> _EXTRACTED INFORMATION_:
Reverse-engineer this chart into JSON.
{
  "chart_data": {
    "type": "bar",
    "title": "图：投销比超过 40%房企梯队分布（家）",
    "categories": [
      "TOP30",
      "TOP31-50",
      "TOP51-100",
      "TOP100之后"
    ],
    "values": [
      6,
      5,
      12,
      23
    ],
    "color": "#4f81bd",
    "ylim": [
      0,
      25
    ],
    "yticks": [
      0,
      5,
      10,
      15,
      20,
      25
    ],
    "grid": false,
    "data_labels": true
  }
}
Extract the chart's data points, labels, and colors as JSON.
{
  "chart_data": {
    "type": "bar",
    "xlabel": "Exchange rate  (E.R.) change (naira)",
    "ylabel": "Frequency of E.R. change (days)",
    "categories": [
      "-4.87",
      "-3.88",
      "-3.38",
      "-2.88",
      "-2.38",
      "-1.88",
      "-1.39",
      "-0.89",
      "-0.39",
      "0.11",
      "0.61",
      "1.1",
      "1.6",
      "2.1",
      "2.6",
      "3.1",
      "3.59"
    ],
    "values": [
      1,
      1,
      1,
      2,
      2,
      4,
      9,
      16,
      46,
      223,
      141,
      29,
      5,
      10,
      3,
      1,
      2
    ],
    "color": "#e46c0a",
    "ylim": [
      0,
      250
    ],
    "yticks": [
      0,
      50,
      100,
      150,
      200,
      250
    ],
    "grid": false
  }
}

> _EXERCISE PROMPT_: For each line of the entries that includes "change", show that line.

> _FULL ANSWER_:
    "xlabel": "Exchange rate  (E.R.) change (naira)",
    "ylabel": "Frequency of E.R. change (days)",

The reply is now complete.